> Set task
Find every line in the records below that holds the word "بصلفها" and copy it.

## BEGIN Data to use

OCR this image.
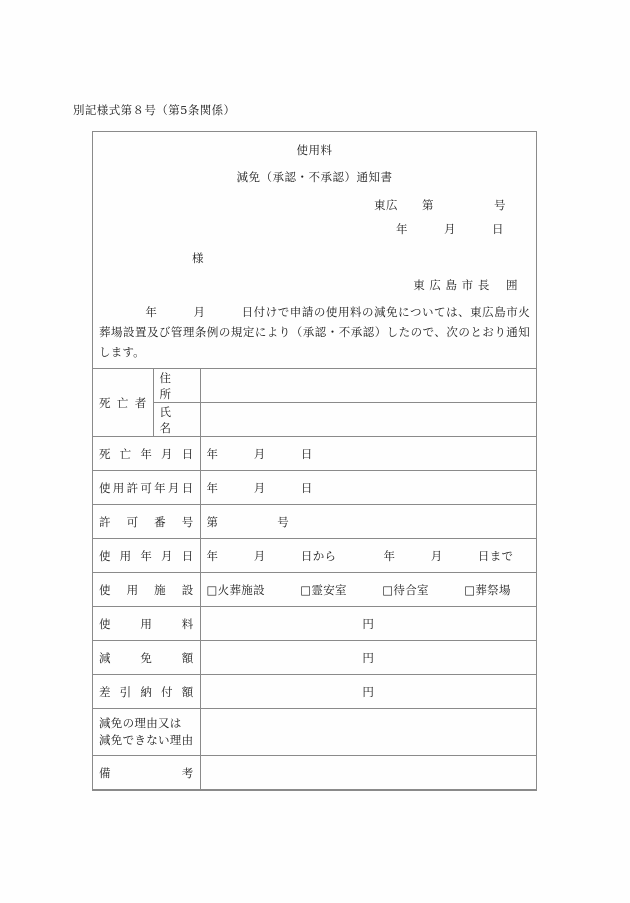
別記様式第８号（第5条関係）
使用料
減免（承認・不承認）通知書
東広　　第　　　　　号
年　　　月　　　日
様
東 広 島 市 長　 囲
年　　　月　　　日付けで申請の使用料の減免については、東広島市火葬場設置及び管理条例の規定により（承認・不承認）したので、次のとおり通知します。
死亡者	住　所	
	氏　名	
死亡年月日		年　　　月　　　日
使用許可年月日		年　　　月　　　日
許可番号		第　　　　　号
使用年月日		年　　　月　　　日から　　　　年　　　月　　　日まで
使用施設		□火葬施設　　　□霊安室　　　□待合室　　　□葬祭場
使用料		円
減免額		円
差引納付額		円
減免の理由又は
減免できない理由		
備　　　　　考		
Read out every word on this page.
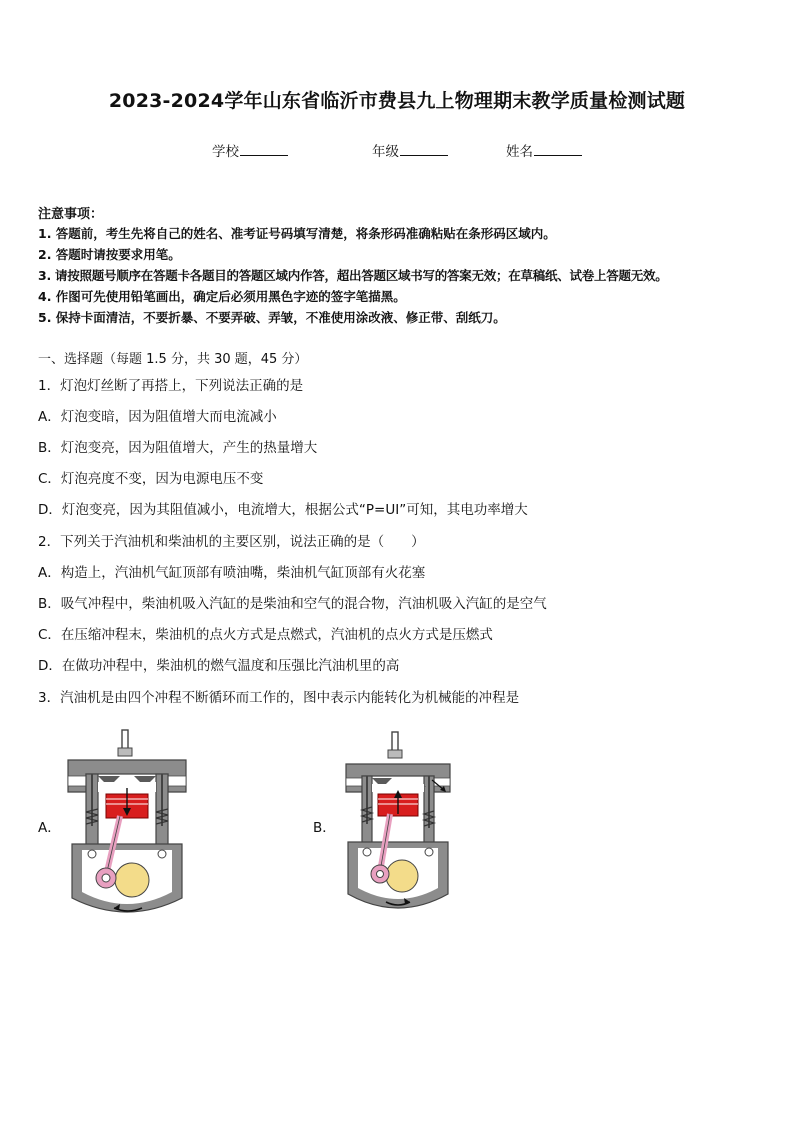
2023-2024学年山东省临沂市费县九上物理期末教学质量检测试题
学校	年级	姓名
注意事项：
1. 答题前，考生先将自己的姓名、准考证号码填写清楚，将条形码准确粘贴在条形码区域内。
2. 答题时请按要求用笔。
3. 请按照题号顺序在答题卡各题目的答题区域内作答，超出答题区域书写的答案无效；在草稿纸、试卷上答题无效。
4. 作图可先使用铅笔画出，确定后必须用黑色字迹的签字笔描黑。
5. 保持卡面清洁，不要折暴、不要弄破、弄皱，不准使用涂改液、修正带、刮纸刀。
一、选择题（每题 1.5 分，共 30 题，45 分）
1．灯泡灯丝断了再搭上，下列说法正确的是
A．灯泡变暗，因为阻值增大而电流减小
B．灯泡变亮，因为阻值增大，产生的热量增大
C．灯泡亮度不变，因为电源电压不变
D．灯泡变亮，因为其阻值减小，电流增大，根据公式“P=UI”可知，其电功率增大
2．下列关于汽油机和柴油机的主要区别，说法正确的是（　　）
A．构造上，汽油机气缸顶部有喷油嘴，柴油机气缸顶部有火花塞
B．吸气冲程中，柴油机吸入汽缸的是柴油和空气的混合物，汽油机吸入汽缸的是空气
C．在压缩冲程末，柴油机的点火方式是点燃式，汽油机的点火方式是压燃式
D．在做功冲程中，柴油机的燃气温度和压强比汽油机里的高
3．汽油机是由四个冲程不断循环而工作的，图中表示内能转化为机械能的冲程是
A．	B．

## END Data to use
## BEGIN Data to use

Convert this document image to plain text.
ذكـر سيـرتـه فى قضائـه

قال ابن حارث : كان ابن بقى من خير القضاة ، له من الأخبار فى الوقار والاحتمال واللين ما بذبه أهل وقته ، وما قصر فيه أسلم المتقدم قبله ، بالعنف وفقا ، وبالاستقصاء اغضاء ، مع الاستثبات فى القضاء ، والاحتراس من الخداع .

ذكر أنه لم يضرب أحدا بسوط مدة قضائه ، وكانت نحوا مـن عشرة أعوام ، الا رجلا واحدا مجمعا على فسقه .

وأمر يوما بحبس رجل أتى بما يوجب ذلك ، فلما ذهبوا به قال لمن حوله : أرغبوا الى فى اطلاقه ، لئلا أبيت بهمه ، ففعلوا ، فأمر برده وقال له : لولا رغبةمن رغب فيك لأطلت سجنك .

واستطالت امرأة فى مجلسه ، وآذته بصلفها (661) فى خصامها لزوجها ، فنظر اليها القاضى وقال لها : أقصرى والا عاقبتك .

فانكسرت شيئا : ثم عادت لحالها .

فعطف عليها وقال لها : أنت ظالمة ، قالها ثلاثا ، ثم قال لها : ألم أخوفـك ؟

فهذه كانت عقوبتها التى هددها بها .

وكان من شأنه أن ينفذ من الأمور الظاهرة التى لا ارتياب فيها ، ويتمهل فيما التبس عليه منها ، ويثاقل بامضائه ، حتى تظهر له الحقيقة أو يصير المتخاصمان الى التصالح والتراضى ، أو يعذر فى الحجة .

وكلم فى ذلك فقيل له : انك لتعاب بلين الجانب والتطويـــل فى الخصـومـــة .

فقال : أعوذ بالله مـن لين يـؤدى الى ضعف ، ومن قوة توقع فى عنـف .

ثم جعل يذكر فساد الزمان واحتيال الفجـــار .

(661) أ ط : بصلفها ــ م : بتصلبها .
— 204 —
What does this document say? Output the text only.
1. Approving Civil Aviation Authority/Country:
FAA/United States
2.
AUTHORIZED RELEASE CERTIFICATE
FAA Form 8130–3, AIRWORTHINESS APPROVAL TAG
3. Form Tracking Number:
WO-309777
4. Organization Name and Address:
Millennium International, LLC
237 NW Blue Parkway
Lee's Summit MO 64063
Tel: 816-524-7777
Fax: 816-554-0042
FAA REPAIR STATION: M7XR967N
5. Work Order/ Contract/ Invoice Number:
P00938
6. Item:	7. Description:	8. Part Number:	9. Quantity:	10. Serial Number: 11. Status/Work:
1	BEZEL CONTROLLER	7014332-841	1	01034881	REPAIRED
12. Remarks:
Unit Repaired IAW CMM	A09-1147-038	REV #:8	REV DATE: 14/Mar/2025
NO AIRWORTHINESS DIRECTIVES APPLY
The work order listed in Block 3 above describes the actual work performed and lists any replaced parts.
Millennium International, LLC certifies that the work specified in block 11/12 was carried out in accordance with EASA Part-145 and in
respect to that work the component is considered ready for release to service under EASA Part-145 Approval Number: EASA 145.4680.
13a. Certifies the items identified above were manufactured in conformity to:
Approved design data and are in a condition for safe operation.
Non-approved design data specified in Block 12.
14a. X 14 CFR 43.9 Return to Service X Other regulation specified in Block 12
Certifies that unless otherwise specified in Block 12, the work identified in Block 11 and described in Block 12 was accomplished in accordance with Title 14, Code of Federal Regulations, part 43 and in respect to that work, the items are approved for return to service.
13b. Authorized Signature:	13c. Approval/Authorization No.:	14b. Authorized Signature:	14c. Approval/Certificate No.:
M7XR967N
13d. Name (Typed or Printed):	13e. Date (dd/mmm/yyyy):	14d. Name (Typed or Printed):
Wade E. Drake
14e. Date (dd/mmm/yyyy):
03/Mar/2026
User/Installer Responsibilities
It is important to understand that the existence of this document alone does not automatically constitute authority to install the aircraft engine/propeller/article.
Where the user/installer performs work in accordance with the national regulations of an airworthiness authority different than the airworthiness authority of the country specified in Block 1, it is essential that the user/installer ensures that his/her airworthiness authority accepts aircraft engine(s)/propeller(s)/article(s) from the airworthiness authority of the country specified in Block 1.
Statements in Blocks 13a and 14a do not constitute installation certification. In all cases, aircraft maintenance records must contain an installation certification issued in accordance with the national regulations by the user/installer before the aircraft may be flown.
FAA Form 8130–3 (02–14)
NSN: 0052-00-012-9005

## END Data to use

> Finished answer
واستطالت امرأة فى مجلسه ، وآذته بصلفها (661) فى خصامها لزوجها ، فنظر اليها القاضى وقال لها : أقصرى والا عاقبتك .
(661) أ ط : بصلفها ــ م : بتصلبها .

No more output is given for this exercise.